### WHAT TO WORK ON
Copy each entry as it stands, leaving nothing out.
## Begin EXERCISE MATERIAL
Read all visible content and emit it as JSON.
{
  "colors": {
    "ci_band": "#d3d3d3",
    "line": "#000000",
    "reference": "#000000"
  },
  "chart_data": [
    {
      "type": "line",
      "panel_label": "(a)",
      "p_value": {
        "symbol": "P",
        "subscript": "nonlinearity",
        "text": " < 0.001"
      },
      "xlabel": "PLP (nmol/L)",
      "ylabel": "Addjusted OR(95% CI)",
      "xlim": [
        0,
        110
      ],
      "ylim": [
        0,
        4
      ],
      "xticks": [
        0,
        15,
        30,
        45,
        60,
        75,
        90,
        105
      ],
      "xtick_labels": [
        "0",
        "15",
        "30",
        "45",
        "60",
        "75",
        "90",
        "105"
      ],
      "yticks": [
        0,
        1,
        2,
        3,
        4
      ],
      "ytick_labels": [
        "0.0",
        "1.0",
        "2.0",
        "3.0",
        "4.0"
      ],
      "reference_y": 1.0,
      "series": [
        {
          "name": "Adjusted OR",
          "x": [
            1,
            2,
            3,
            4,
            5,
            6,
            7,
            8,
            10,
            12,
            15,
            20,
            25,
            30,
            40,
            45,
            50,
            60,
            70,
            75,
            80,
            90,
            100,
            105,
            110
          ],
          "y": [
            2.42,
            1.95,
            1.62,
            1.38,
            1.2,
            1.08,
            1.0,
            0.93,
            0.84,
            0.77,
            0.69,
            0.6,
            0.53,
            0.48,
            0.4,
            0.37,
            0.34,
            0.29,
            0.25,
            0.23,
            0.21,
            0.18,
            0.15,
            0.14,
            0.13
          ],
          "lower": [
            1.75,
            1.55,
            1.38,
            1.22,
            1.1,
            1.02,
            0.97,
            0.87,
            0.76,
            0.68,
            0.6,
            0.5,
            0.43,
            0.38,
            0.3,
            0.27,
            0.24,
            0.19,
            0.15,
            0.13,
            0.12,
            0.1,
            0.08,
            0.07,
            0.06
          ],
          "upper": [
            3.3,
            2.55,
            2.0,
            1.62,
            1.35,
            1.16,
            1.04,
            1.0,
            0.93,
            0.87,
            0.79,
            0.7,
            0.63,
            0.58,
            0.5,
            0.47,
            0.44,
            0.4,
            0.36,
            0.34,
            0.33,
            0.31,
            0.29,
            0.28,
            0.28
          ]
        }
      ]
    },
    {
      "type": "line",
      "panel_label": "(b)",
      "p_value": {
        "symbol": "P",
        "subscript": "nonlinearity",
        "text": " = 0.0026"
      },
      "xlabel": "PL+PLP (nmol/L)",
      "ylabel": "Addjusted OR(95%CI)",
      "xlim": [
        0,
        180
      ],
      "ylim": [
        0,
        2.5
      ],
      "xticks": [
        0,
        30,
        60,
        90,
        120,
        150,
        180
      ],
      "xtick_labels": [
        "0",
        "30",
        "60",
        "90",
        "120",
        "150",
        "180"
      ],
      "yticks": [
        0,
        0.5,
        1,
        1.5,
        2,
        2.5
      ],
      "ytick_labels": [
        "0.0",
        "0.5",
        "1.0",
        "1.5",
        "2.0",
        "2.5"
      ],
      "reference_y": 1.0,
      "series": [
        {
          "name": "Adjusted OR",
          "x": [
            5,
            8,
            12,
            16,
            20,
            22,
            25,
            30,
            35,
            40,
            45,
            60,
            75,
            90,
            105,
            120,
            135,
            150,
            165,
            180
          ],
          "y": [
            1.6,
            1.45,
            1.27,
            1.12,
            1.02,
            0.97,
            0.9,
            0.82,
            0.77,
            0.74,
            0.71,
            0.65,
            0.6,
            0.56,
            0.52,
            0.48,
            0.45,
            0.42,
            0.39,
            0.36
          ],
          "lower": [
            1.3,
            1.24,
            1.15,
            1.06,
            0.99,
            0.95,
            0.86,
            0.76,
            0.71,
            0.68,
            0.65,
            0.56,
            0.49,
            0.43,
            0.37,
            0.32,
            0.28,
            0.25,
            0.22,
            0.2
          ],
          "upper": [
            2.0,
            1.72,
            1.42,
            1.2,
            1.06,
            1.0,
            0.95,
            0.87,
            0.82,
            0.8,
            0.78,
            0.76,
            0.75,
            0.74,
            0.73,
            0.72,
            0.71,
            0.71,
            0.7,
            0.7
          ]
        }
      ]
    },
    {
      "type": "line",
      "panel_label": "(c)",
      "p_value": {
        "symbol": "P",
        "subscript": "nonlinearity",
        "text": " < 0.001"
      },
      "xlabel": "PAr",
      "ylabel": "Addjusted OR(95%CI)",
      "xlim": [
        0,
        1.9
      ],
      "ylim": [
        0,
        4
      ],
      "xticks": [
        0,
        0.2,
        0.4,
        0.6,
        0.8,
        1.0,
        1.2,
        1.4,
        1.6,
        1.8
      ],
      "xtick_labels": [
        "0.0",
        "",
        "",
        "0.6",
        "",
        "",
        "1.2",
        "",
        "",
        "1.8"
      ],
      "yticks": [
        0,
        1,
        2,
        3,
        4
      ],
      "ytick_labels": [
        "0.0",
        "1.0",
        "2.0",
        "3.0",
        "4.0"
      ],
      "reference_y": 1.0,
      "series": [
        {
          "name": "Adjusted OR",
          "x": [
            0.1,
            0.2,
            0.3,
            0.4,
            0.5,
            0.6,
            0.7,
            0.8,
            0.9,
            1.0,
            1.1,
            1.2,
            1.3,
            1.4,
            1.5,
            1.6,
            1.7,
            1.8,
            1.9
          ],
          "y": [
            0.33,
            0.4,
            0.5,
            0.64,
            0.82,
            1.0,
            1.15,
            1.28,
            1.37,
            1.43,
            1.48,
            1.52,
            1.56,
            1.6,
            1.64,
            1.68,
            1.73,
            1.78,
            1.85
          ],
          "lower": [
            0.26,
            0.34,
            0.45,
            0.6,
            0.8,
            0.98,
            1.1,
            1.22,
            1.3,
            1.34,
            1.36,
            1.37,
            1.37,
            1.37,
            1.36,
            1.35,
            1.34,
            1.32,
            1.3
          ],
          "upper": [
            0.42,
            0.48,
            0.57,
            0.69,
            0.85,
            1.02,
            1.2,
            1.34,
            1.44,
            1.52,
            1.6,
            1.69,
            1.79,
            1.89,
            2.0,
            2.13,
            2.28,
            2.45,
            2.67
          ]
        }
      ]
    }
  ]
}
## End EXERCISE MATERIAL
### THE RESULT
Read all visible content and emit it as JSON.
{
  "colors": {
    "ci_band": "#d3d3d3",
    "line": "#000000",
    "reference": "#000000"
  },
  "chart_data": [
    {
      "type": "line",
      "panel_label": "(a)",
      "p_value": {
        "symbol": "P",
        "subscript": "nonlinearity",
        "text": " < 0.001"
      },
      "xlabel": "PLP (nmol/L)",
      "ylabel": "Addjusted OR(95% CI)",
      "xlim": [
        0,
        110
      ],
      "ylim": [
        0,
        4
      ],
      "xticks": [
        0,
        15,
        30,
        45,
        60,
        75,
        90,
        105
      ],
      "xtick_labels": [
        "0",
        "15",
        "30",
        "45",
        "60",
        "75",
        "90",
        "105"
      ],
      "yticks": [
        0,
        1,
        2,
        3,
        4
      ],
      "ytick_labels": [
        "0.0",
        "1.0",
        "2.0",
        "3.0",
        "4.0"
      ],
      "reference_y": 1.0,
      "series": [
        {
          "name": "Adjusted OR",
          "x": [
            1,
            2,
            3,
            4,
            5,
            6,
            7,
            8,
            10,
            12,
            15,
            20,
            25,
            30,
            40,
            45,
            50,
            60,
            70,
            75,
            80,
            90,
            100,
            105,
            110
          ],
          "y": [
            2.42,
            1.95,
            1.62,
            1.38,
            1.2,
            1.08,
            1.0,
            0.93,
            0.84,
            0.77,
            0.69,
            0.6,
            0.53,
            0.48,
            0.4,
            0.37,
            0.34,
            0.29,
            0.25,
            0.23,
            0.21,
            0.18,
            0.15,
            0.14,
            0.13
          ],
          "lower": [
            1.75,
            1.55,
            1.38,
            1.22,
            1.1,
            1.02,
            0.97,
            0.87,
            0.76,
            0.68,
            0.6,
            0.5,
            0.43,
            0.38,
            0.3,
            0.27,
            0.24,
            0.19,
            0.15,
            0.13,
            0.12,
            0.1,
            0.08,
            0.07,
            0.06
          ],
          "upper": [
            3.3,
            2.55,
            2.0,
            1.62,
            1.35,
            1.16,
            1.04,
            1.0,
            0.93,
            0.87,
            0.79,
            0.7,
            0.63,
            0.58,
            0.5,
            0.47,
            0.44,
            0.4,
            0.36,
            0.34,
            0.33,
            0.31,
            0.29,
            0.28,
            0.28
          ]
        }
      ]
    },
    {
      "type": "line",
      "panel_label": "(b)",
      "p_value": {
        "symbol": "P",
        "subscript": "nonlinearity",
        "text": " = 0.0026"
      },
      "xlabel": "PL+PLP (nmol/L)",
      "ylabel": "Addjusted OR(95%CI)",
      "xlim": [
        0,
        180
      ],
      "ylim": [
        0,
        2.5
      ],
      "xticks": [
        0,
        30,
        60,
        90,
        120,
        150,
        180
      ],
      "xtick_labels": [
        "0",
        "30",
        "60",
        "90",
        "120",
        "150",
        "180"
      ],
      "yticks": [
        0,
        0.5,
        1,
        1.5,
        2,
        2.5
      ],
      "ytick_labels": [
        "0.0",
        "0.5",
        "1.0",
        "1.5",
        "2.0",
        "2.5"
      ],
      "reference_y": 1.0,
      "series": [
        {
          "name": "Adjusted OR",
          "x": [
            5,
            8,
            12,
            16,
            20,
            22,
            25,
            30,
            35,
            40,
            45,
            60,
            75,
            90,
            105,
            120,
            135,
            150,
            165,
            180
          ],
          "y": [
            1.6,
            1.45,
            1.27,
            1.12,
            1.02,
            0.97,
            0.9,
            0.82,
            0.77,
            0.74,
            0.71,
            0.65,
            0.6,
            0.56,
            0.52,
            0.48,
            0.45,
            0.42,
            0.39,
            0.36
          ],
          "lower": [
            1.3,
            1.24,
            1.15,
            1.06,
            0.99,
            0.95,
            0.86,
            0.76,
            0.71,
            0.68,
            0.65,
            0.56,
            0.49,
            0.43,
            0.37,
            0.32,
            0.28,
            0.25,
            0.22,
            0.2
          ],
          "upper": [
            2.0,
            1.72,
            1.42,
            1.2,
            1.06,
            1.0,
            0.95,
            0.87,
            0.82,
            0.8,
            0.78,
            0.76,
            0.75,
            0.74,
            0.73,
            0.72,
            0.71,
            0.71,
            0.7,
            0.7
          ]
        }
      ]
    },
    {
      "type": "line",
      "panel_label": "(c)",
      "p_value": {
        "symbol": "P",
        "subscript": "nonlinearity",
        "text": " < 0.001"
      },
      "xlabel": "PAr",
      "ylabel": "Addjusted OR(95%CI)",
      "xlim": [
        0,
        1.9
      ],
      "ylim": [
        0,
        4
      ],
      "xticks": [
        0,
        0.2,
        0.4,
        0.6,
        0.8,
        1.0,
        1.2,
        1.4,
        1.6,
        1.8
      ],
      "xtick_labels": [
        "0.0",
        "",
        "",
        "0.6",
        "",
        "",
        "1.2",
        "",
        "",
        "1.8"
      ],
      "yticks": [
        0,
        1,
        2,
        3,
        4
      ],
      "ytick_labels": [
        "0.0",
        "1.0",
        "2.0",
        "3.0",
        "4.0"
      ],
      "reference_y": 1.0,
      "series": [
        {
          "name": "Adjusted OR",
          "x": [
            0.1,
            0.2,
            0.3,
            0.4,
            0.5,
            0.6,
            0.7,
            0.8,
            0.9,
            1.0,
            1.1,
            1.2,
            1.3,
            1.4,
            1.5,
            1.6,
            1.7,
            1.8,
            1.9
          ],
          "y": [
            0.33,
            0.4,
            0.5,
            0.64,
            0.82,
            1.0,
            1.15,
            1.28,
            1.37,
            1.43,
            1.48,
            1.52,
            1.56,
            1.6,
            1.64,
            1.68,
            1.73,
            1.78,
            1.85
          ],
          "lower": [
            0.26,
            0.34,
            0.45,
            0.6,
            0.8,
            0.98,
            1.1,
            1.22,
            1.3,
            1.34,
            1.36,
            1.37,
            1.37,
            1.37,
            1.36,
            1.35,
            1.34,
            1.32,
            1.3
          ],
          "upper": [
            0.42,
            0.48,
            0.57,
            0.69,
            0.85,
            1.02,
            1.2,
            1.34,
            1.44,
            1.52,
            1.6,
            1.69,
            1.79,
            1.89,
            2.0,
            2.13,
            2.28,
            2.45,
            2.67
          ]
        }
      ]
    }
  ]
}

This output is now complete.